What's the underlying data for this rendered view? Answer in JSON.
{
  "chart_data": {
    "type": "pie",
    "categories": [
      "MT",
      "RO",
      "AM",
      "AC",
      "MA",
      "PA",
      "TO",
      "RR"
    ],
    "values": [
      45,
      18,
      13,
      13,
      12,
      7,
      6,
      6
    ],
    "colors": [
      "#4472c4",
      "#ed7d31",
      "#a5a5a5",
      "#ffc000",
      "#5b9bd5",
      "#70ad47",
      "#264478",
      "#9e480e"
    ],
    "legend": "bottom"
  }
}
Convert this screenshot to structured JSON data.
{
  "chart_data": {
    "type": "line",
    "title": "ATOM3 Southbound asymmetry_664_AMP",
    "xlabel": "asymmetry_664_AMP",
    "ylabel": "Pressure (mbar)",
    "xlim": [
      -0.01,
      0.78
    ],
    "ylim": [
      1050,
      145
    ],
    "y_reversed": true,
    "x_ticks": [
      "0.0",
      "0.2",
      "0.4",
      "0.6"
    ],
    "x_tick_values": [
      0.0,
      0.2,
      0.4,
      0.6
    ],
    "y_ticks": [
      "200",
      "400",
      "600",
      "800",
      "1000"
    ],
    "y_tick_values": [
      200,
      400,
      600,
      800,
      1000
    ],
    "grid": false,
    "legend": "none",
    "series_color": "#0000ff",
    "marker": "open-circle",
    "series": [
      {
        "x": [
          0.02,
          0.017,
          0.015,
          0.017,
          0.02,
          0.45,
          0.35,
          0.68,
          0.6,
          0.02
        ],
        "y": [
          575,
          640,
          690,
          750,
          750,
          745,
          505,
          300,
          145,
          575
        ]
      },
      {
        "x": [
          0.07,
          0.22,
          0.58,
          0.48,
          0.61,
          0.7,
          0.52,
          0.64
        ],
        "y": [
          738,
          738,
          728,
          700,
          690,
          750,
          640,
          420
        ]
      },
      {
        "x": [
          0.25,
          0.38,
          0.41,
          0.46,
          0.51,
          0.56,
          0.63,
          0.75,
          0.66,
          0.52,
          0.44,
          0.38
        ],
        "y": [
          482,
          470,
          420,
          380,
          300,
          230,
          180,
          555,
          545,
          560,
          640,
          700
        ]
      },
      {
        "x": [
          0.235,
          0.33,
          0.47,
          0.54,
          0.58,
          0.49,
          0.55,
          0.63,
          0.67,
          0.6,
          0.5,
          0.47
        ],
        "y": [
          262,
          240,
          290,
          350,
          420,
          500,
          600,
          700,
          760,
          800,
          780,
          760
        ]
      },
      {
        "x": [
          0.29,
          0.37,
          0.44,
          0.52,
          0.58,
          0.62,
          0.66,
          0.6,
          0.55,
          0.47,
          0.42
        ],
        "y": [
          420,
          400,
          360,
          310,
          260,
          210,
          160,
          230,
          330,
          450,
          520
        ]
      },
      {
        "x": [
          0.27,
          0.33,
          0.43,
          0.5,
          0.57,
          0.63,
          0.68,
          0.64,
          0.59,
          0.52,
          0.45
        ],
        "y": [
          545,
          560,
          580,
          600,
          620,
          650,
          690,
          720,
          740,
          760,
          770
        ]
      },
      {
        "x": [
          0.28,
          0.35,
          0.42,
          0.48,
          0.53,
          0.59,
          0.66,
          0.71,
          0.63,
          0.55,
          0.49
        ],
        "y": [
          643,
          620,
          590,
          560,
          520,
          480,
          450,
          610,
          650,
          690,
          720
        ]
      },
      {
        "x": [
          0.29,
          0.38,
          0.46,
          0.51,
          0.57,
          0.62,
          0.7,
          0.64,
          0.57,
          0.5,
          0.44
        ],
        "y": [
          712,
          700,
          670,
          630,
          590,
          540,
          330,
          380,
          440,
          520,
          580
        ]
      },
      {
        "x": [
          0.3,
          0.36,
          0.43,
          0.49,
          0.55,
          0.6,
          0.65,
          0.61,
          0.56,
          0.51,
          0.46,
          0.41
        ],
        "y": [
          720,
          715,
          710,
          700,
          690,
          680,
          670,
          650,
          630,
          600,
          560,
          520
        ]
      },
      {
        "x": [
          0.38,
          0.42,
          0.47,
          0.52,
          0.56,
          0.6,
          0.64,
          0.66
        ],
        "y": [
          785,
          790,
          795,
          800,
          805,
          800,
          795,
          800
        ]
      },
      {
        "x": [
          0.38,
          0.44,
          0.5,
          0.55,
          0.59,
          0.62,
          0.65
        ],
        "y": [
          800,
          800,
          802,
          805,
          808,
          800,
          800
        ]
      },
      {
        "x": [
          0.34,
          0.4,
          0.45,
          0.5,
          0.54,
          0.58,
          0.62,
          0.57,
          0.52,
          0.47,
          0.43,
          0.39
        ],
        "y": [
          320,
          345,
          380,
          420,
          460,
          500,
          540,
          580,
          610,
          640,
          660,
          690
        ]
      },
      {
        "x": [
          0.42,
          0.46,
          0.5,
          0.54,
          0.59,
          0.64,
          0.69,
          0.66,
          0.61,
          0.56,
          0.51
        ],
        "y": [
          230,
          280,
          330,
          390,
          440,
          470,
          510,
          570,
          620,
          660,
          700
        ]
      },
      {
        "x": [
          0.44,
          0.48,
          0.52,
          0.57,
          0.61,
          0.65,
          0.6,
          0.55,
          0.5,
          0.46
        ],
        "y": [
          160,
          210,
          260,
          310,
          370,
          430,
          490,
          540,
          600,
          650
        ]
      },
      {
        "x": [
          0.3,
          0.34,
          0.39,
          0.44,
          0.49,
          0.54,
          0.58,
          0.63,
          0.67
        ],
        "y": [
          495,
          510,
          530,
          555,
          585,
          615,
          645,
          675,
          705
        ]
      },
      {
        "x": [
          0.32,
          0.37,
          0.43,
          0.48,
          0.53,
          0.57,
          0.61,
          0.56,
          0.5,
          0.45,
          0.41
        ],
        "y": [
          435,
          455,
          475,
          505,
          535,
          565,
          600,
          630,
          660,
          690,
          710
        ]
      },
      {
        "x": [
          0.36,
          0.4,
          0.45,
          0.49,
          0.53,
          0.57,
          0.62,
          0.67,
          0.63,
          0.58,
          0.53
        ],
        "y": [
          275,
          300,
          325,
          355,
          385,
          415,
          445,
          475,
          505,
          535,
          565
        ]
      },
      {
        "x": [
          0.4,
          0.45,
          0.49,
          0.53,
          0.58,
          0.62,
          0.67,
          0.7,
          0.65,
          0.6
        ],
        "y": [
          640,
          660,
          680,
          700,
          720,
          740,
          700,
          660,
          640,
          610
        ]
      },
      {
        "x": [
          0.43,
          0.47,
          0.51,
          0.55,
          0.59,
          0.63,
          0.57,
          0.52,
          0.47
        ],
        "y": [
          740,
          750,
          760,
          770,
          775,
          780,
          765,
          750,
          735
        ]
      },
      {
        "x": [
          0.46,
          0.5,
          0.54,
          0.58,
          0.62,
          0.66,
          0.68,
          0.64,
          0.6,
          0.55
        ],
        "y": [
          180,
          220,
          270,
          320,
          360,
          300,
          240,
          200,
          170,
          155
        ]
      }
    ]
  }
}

Request:
Return each entry from the material above exactly as it appears.

Result below:
What's the underlying data for this rendered view? Answer in JSON.
{
  "chart_data": {
    "type": "pie",
    "categories": [
      "MT",
      "RO",
      "AM",
      "AC",
      "MA",
      "PA",
      "TO",
      "RR"
    ],
    "values": [
      45,
      18,
      13,
      13,
      12,
      7,
      6,
      6
    ],
    "colors": [
      "#4472c4",
      "#ed7d31",
      "#a5a5a5",
      "#ffc000",
      "#5b9bd5",
      "#70ad47",
      "#264478",
      "#9e480e"
    ],
    "legend": "bottom"
  }
}
Convert this screenshot to structured JSON data.
{
  "chart_data": {
    "type": "line",
    "title": "ATOM3 Southbound asymmetry_664_AMP",
    "xlabel": "asymmetry_664_AMP",
    "ylabel": "Pressure (mbar)",
    "xlim": [
      -0.01,
      0.78
    ],
    "ylim": [
      1050,
      145
    ],
    "y_reversed": true,
    "x_ticks": [
      "0.0",
      "0.2",
      "0.4",
      "0.6"
    ],
    "x_tick_values": [
      0.0,
      0.2,
      0.4,
      0.6
    ],
    "y_ticks": [
      "200",
      "400",
      "600",
      "800",
      "1000"
    ],
    "y_tick_values": [
      200,
      400,
      600,
      800,
      1000
    ],
    "grid": false,
    "legend": "none",
    "series_color": "#0000ff",
    "marker": "open-circle",
    "series": [
      {
        "x": [
          0.02,
          0.017,
          0.015,
          0.017,
          0.02,
          0.45,
          0.35,
          0.68,
          0.6,
          0.02
        ],
        "y": [
          575,
          640,
          690,
          750,
          750,
          745,
          505,
          300,
          145,
          575
        ]
      },
      {
        "x": [
          0.07,
          0.22,
          0.58,
          0.48,
          0.61,
          0.7,
          0.52,
          0.64
        ],
        "y": [
          738,
          738,
          728,
          700,
          690,
          750,
          640,
          420
        ]
      },
      {
        "x": [
          0.25,
          0.38,
          0.41,
          0.46,
          0.51,
          0.56,
          0.63,
          0.75,
          0.66,
          0.52,
          0.44,
          0.38
        ],
        "y": [
          482,
          470,
          420,
          380,
          300,
          230,
          180,
          555,
          545,
          560,
          640,
          700
        ]
      },
      {
        "x": [
          0.235,
          0.33,
          0.47,
          0.54,
          0.58,
          0.49,
          0.55,
          0.63,
          0.67,
          0.6,
          0.5,
          0.47
        ],
        "y": [
          262,
          240,
          290,
          350,
          420,
          500,
          600,
          700,
          760,
          800,
          780,
          760
        ]
      },
      {
        "x": [
          0.29,
          0.37,
          0.44,
          0.52,
          0.58,
          0.62,
          0.66,
          0.6,
          0.55,
          0.47,
          0.42
        ],
        "y": [
          420,
          400,
          360,
          310,
          260,
          210,
          160,
          230,
          330,
          450,
          520
        ]
      },
      {
        "x": [
          0.27,
          0.33,
          0.43,
          0.5,
          0.57,
          0.63,
          0.68,
          0.64,
          0.59,
          0.52,
          0.45
        ],
        "y": [
          545,
          560,
          580,
          600,
          620,
          650,
          690,
          720,
          740,
          760,
          770
        ]
      },
      {
        "x": [
          0.28,
          0.35,
          0.42,
          0.48,
          0.53,
          0.59,
          0.66,
          0.71,
          0.63,
          0.55,
          0.49
        ],
        "y": [
          643,
          620,
          590,
          560,
          520,
          480,
          450,
          610,
          650,
          690,
          720
        ]
      },
      {
        "x": [
          0.29,
          0.38,
          0.46,
          0.51,
          0.57,
          0.62,
          0.7,
          0.64,
          0.57,
          0.5,
          0.44
        ],
        "y": [
          712,
          700,
          670,
          630,
          590,
          540,
          330,
          380,
          440,
          520,
          580
        ]
      },
      {
        "x": [
          0.3,
          0.36,
          0.43,
          0.49,
          0.55,
          0.6,
          0.65,
          0.61,
          0.56,
          0.51,
          0.46,
          0.41
        ],
        "y": [
          720,
          715,
          710,
          700,
          690,
          680,
          670,
          650,
          630,
          600,
          560,
          520
        ]
      },
      {
        "x": [
          0.38,
          0.42,
          0.47,
          0.52,
          0.56,
          0.6,
          0.64,
          0.66
        ],
        "y": [
          785,
          790,
          795,
          800,
          805,
          800,
          795,
          800
        ]
      },
      {
        "x": [
          0.38,
          0.44,
          0.5,
          0.55,
          0.59,
          0.62,
          0.65
        ],
        "y": [
          800,
          800,
          802,
          805,
          808,
          800,
          800
        ]
      },
      {
        "x": [
          0.34,
          0.4,
          0.45,
          0.5,
          0.54,
          0.58,
          0.62,
          0.57,
          0.52,
          0.47,
          0.43,
          0.39
        ],
        "y": [
          320,
          345,
          380,
          420,
          460,
          500,
          540,
          580,
          610,
          640,
          660,
          690
        ]
      },
      {
        "x": [
          0.42,
          0.46,
          0.5,
          0.54,
          0.59,
          0.64,
          0.69,
          0.66,
          0.61,
          0.56,
          0.51
        ],
        "y": [
          230,
          280,
          330,
          390,
          440,
          470,
          510,
          570,
          620,
          660,
          700
        ]
      },
      {
        "x": [
          0.44,
          0.48,
          0.52,
          0.57,
          0.61,
          0.65,
          0.6,
          0.55,
          0.5,
          0.46
        ],
        "y": [
          160,
          210,
          260,
          310,
          370,
          430,
          490,
          540,
          600,
          650
        ]
      },
      {
        "x": [
          0.3,
          0.34,
          0.39,
          0.44,
          0.49,
          0.54,
          0.58,
          0.63,
          0.67
        ],
        "y": [
          495,
          510,
          530,
          555,
          585,
          615,
          645,
          675,
          705
        ]
      },
      {
        "x": [
          0.32,
          0.37,
          0.43,
          0.48,
          0.53,
          0.57,
          0.61,
          0.56,
          0.5,
          0.45,
          0.41
        ],
        "y": [
          435,
          455,
          475,
          505,
          535,
          565,
          600,
          630,
          660,
          690,
          710
        ]
      },
      {
        "x": [
          0.36,
          0.4,
          0.45,
          0.49,
          0.53,
          0.57,
          0.62,
          0.67,
          0.63,
          0.58,
          0.53
        ],
        "y": [
          275,
          300,
          325,
          355,
          385,
          415,
          445,
          475,
          505,
          535,
          565
        ]
      },
      {
        "x": [
          0.4,
          0.45,
          0.49,
          0.53,
          0.58,
          0.62,
          0.67,
          0.7,
          0.65,
          0.6
        ],
        "y": [
          640,
          660,
          680,
          700,
          720,
          740,
          700,
          660,
          640,
          610
        ]
      },
      {
        "x": [
          0.43,
          0.47,
          0.51,
          0.55,
          0.59,
          0.63,
          0.57,
          0.52,
          0.47
        ],
        "y": [
          740,
          750,
          760,
          770,
          775,
          780,
          765,
          750,
          735
        ]
      },
      {
        "x": [
          0.46,
          0.5,
          0.54,
          0.58,
          0.62,
          0.66,
          0.68,
          0.64,
          0.6,
          0.55
        ],
        "y": [
          180,
          220,
          270,
          320,
          360,
          300,
          240,
          200,
          170,
          155
        ]
      }
    ]
  }
}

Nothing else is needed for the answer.